[BEGIN EXCERPTED RECORDS]
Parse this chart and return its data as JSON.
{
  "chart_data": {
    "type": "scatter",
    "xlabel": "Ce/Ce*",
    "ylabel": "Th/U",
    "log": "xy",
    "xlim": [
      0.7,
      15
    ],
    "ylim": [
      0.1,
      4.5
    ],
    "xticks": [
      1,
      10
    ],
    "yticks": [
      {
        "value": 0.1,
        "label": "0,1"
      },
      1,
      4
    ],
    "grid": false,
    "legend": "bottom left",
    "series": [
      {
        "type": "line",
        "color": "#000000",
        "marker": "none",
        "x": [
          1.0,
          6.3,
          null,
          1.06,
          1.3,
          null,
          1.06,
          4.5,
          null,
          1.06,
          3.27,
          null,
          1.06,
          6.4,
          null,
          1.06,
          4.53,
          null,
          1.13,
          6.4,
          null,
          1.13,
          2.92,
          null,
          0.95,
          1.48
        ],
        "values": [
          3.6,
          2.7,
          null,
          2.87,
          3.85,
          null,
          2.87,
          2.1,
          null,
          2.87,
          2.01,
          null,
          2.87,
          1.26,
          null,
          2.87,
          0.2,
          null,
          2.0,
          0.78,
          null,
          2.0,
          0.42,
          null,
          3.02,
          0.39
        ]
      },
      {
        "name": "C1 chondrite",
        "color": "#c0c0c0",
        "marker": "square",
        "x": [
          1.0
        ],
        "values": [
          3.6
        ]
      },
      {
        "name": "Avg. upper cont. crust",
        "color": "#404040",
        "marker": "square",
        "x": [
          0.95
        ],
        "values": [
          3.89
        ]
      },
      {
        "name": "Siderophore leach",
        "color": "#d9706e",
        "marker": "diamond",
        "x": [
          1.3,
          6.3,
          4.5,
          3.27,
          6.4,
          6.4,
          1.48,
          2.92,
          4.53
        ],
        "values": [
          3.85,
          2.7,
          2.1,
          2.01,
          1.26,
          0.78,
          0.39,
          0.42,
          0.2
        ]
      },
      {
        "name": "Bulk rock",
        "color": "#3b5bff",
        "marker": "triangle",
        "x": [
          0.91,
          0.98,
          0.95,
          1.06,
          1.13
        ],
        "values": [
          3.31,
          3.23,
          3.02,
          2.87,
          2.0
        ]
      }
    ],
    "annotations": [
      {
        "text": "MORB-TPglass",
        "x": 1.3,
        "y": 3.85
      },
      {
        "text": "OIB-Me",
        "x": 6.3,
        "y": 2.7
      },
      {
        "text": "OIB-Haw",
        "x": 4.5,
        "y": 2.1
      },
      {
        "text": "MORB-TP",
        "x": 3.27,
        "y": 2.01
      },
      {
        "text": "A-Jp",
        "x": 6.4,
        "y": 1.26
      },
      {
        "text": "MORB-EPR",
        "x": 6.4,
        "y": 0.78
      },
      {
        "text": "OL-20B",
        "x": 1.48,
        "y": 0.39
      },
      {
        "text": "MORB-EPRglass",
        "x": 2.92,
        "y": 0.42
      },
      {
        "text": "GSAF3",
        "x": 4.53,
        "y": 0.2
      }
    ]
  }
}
[END EXCERPTED RECORDS]
### SHORT PROBLEM
Print all of the data exactly as it was given.

### THE SOLUTION
Parse this chart and return its data as JSON.
{
  "chart_data": {
    "type": "scatter",
    "xlabel": "Ce/Ce*",
    "ylabel": "Th/U",
    "log": "xy",
    "xlim": [
      0.7,
      15
    ],
    "ylim": [
      0.1,
      4.5
    ],
    "xticks": [
      1,
      10
    ],
    "yticks": [
      {
        "value": 0.1,
        "label": "0,1"
      },
      1,
      4
    ],
    "grid": false,
    "legend": "bottom left",
    "series": [
      {
        "type": "line",
        "color": "#000000",
        "marker": "none",
        "x": [
          1.0,
          6.3,
          null,
          1.06,
          1.3,
          null,
          1.06,
          4.5,
          null,
          1.06,
          3.27,
          null,
          1.06,
          6.4,
          null,
          1.06,
          4.53,
          null,
          1.13,
          6.4,
          null,
          1.13,
          2.92,
          null,
          0.95,
          1.48
        ],
        "values": [
          3.6,
          2.7,
          null,
          2.87,
          3.85,
          null,
          2.87,
          2.1,
          null,
          2.87,
          2.01,
          null,
          2.87,
          1.26,
          null,
          2.87,
          0.2,
          null,
          2.0,
          0.78,
          null,
          2.0,
          0.42,
          null,
          3.02,
          0.39
        ]
      },
      {
        "name": "C1 chondrite",
        "color": "#c0c0c0",
        "marker": "square",
        "x": [
          1.0
        ],
        "values": [
          3.6
        ]
      },
      {
        "name": "Avg. upper cont. crust",
        "color": "#404040",
        "marker": "square",
        "x": [
          0.95
        ],
        "values": [
          3.89
        ]
      },
      {
        "name": "Siderophore leach",
        "color": "#d9706e",
        "marker": "diamond",
        "x": [
          1.3,
          6.3,
          4.5,
          3.27,
          6.4,
          6.4,
          1.48,
          2.92,
          4.53
        ],
        "values": [
          3.85,
          2.7,
          2.1,
          2.01,
          1.26,
          0.78,
          0.39,
          0.42,
          0.2
        ]
      },
      {
        "name": "Bulk rock",
        "color": "#3b5bff",
        "marker": "triangle",
        "x": [
          0.91,
          0.98,
          0.95,
          1.06,
          1.13
        ],
        "values": [
          3.31,
          3.23,
          3.02,
          2.87,
          2.0
        ]
      }
    ],
    "annotations": [
      {
        "text": "MORB-TPglass",
        "x": 1.3,
        "y": 3.85
      },
      {
        "text": "OIB-Me",
        "x": 6.3,
        "y": 2.7
      },
      {
        "text": "OIB-Haw",
        "x": 4.5,
        "y": 2.1
      },
      {
        "text": "MORB-TP",
        "x": 3.27,
        "y": 2.01
      },
      {
        "text": "A-Jp",
        "x": 6.4,
        "y": 1.26
      },
      {
        "text": "MORB-EPR",
        "x": 6.4,
        "y": 0.78
      },
      {
        "text": "OL-20B",
        "x": 1.48,
        "y": 0.39
      },
      {
        "text": "MORB-EPRglass",
        "x": 2.92,
        "y": 0.42
      },
      {
        "text": "GSAF3",
        "x": 4.53,
        "y": 0.2
      }
    ]
  }
}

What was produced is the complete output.